> _Set exercise_
Please retype the data in full and exactly; the pictures are not part of the copy.

> _Items_
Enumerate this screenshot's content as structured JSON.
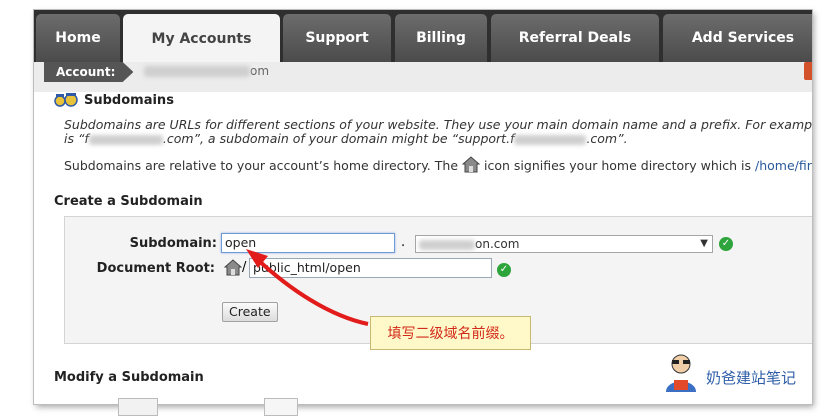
{
  "tabs": [
    {
      "label": "Home",
      "active": false
    },
    {
      "label": "My Accounts",
      "active": true
    },
    {
      "label": "Support",
      "active": false
    },
    {
      "label": "Billing",
      "active": false
    },
    {
      "label": "Referral Deals",
      "active": false
    },
    {
      "label": "Add Services",
      "active": false
    }
  ],
  "account": {
    "label": "Account:",
    "domain_suffix": "om"
  },
  "page": {
    "title": "Subdomains",
    "icon": "subdomain-icon"
  },
  "intro": {
    "line1": "Subdomains are URLs for different sections of your website. They use your main domain name and a prefix. For example, i",
    "line2_prefix": "is “f",
    "line2_mid": ".com”, a subdomain of your domain might be “support.f",
    "line2_end": ".com”."
  },
  "home_note": {
    "before": "Subdomains are relative to your account’s home directory. The",
    "after": "icon signifies your home directory which is",
    "path": "/home/firsts",
    "icon": "home-icon"
  },
  "create": {
    "heading": "Create a Subdomain",
    "subdomain_label": "Subdomain:",
    "subdomain_value": "open",
    "dot": ".",
    "domain_select_value": "on.com",
    "docroot_label": "Document Root:",
    "docroot_slash": "/",
    "docroot_value": "public_html/open",
    "create_button": "Create"
  },
  "modify": {
    "heading": "Modify a Subdomain"
  },
  "annotation": {
    "callout": "填写二级域名前缀。"
  },
  "watermark": {
    "text": "奶爸建站笔记"
  },
  "colors": {
    "tab_bg": "#5a5a5a",
    "active_tab": "#f4f4f4",
    "accent_path": "#2a5a9c",
    "check_green": "#2ea43c",
    "arrow_red": "#e21b1b"
  }
}
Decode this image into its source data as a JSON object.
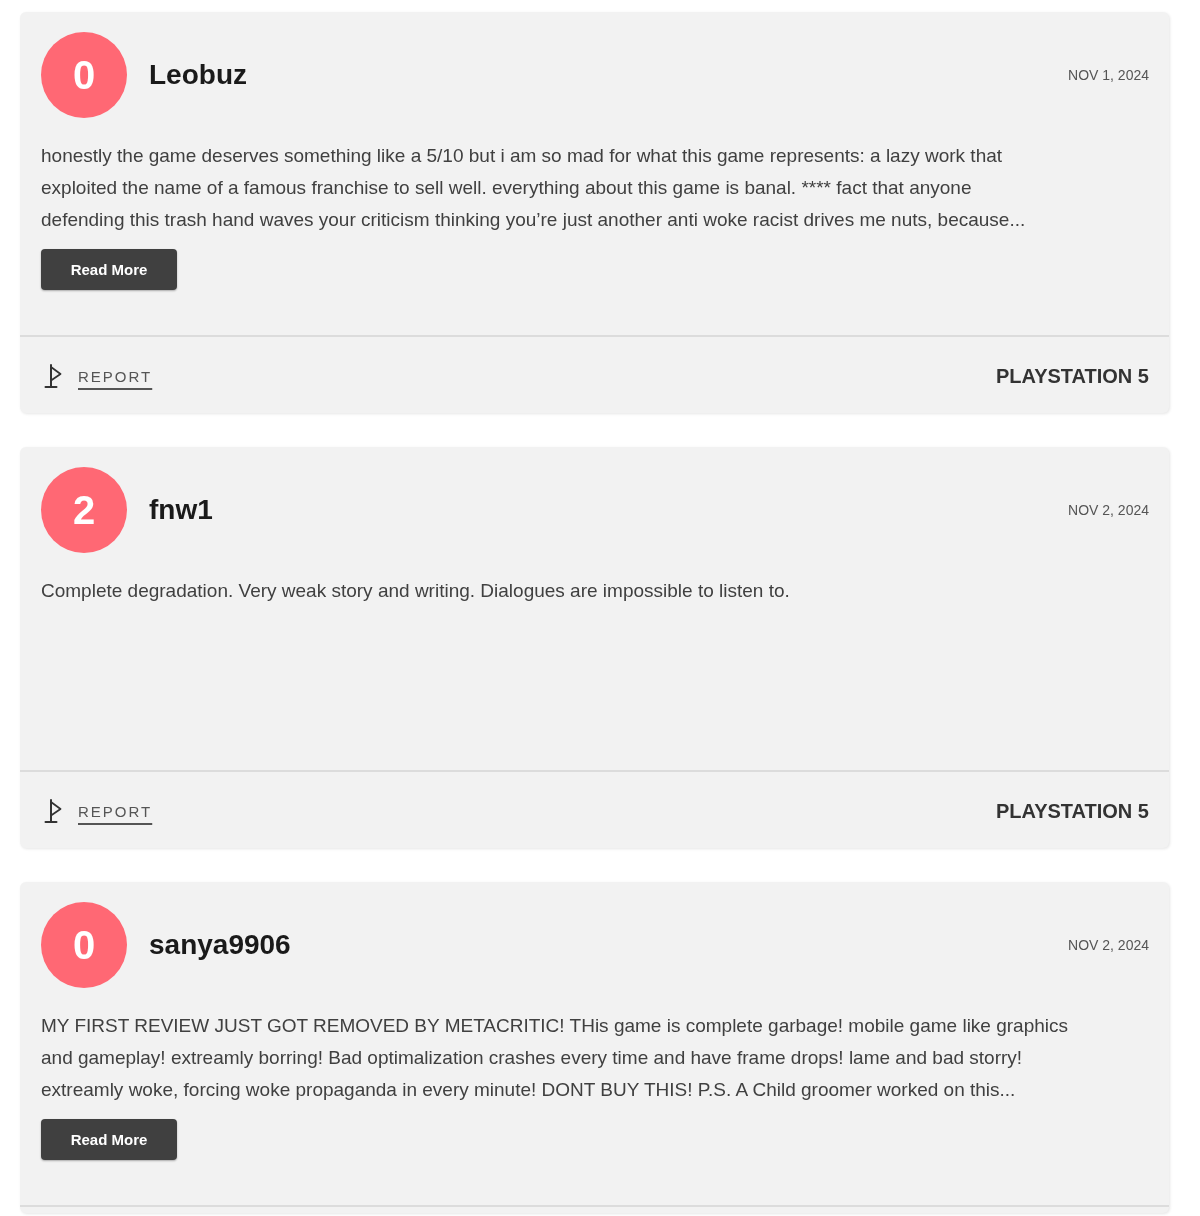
{
  "reviews": [
    {
      "score": "0",
      "username": "Leobuz",
      "date": "NOV 1, 2024",
      "text": "honestly the game deserves something like a 5/10 but i am so mad for what this game represents: a lazy work that\nexploited the name of a famous franchise to sell well. everything about this game is banal. **** fact that anyone\ndefending this trash hand waves your criticism thinking you’re just another anti woke racist drives me nuts, because...",
      "read_more": "Read More",
      "report": "REPORT",
      "platform": "PLAYSTATION 5"
    },
    {
      "score": "2",
      "username": "fnw1",
      "date": "NOV 2, 2024",
      "text": "Complete degradation. Very weak story and writing. Dialogues are impossible to listen to.",
      "report": "REPORT",
      "platform": "PLAYSTATION 5"
    },
    {
      "score": "0",
      "username": "sanya9906",
      "date": "NOV 2, 2024",
      "text": "MY FIRST REVIEW JUST GOT REMOVED BY METACRITIC! THis game is complete garbage! mobile game like graphics\nand gameplay! extreamly borring! Bad optimalization crashes every time and have frame drops! lame and bad storry!\nextreamly woke, forcing woke propaganda in every minute! DONT BUY THIS! P.S. A Child groomer worked on this...",
      "read_more": "Read More"
    }
  ]
}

> _Expected output_
Enumerate this screenshot's content as structured JSON.
{
  "tabs": [
    {
      "label": "Home",
      "active": false
    },
    {
      "label": "My Accounts",
      "active": true
    },
    {
      "label": "Support",
      "active": false
    },
    {
      "label": "Billing",
      "active": false
    },
    {
      "label": "Referral Deals",
      "active": false
    },
    {
      "label": "Add Services",
      "active": false
    }
  ],
  "account": {
    "label": "Account:",
    "domain_suffix": "om"
  },
  "page": {
    "title": "Subdomains",
    "icon": "subdomain-icon"
  },
  "intro": {
    "line1": "Subdomains are URLs for different sections of your website. They use your main domain name and a prefix. For example, i",
    "line2_prefix": "is “f",
    "line2_mid": ".com”, a subdomain of your domain might be “support.f",
    "line2_end": ".com”."
  },
  "home_note": {
    "before": "Subdomains are relative to your account’s home directory. The",
    "after": "icon signifies your home directory which is",
    "path": "/home/firsts",
    "icon": "home-icon"
  },
  "create": {
    "heading": "Create a Subdomain",
    "subdomain_label": "Subdomain:",
    "subdomain_value": "open",
    "dot": ".",
    "domain_select_value": "on.com",
    "docroot_label": "Document Root:",
    "docroot_slash": "/",
    "docroot_value": "public_html/open",
    "create_button": "Create"
  },
  "modify": {
    "heading": "Modify a Subdomain"
  },
  "annotation": {
    "callout": "填写二级域名前缀。"
  },
  "watermark": {
    "text": "奶爸建站笔记"
  },
  "colors": {
    "tab_bg": "#5a5a5a",
    "active_tab": "#f4f4f4",
    "accent_path": "#2a5a9c",
    "check_green": "#2ea43c",
    "arrow_red": "#e21b1b"
  }
}
Decode this image into its source data as a JSON object.
{
  "reviews": [
    {
      "score": "0",
      "username": "Leobuz",
      "date": "NOV 1, 2024",
      "text": "honestly the game deserves something like a 5/10 but i am so mad for what this game represents: a lazy work that\nexploited the name of a famous franchise to sell well. everything about this game is banal. **** fact that anyone\ndefending this trash hand waves your criticism thinking you’re just another anti woke racist drives me nuts, because...",
      "read_more": "Read More",
      "report": "REPORT",
      "platform": "PLAYSTATION 5"
    },
    {
      "score": "2",
      "username": "fnw1",
      "date": "NOV 2, 2024",
      "text": "Complete degradation. Very weak story and writing. Dialogues are impossible to listen to.",
      "report": "REPORT",
      "platform": "PLAYSTATION 5"
    },
    {
      "score": "0",
      "username": "sanya9906",
      "date": "NOV 2, 2024",
      "text": "MY FIRST REVIEW JUST GOT REMOVED BY METACRITIC! THis game is complete garbage! mobile game like graphics\nand gameplay! extreamly borring! Bad optimalization crashes every time and have frame drops! lame and bad storry!\nextreamly woke, forcing woke propaganda in every minute! DONT BUY THIS! P.S. A Child groomer worked on this...",
      "read_more": "Read More"
    }
  ]
}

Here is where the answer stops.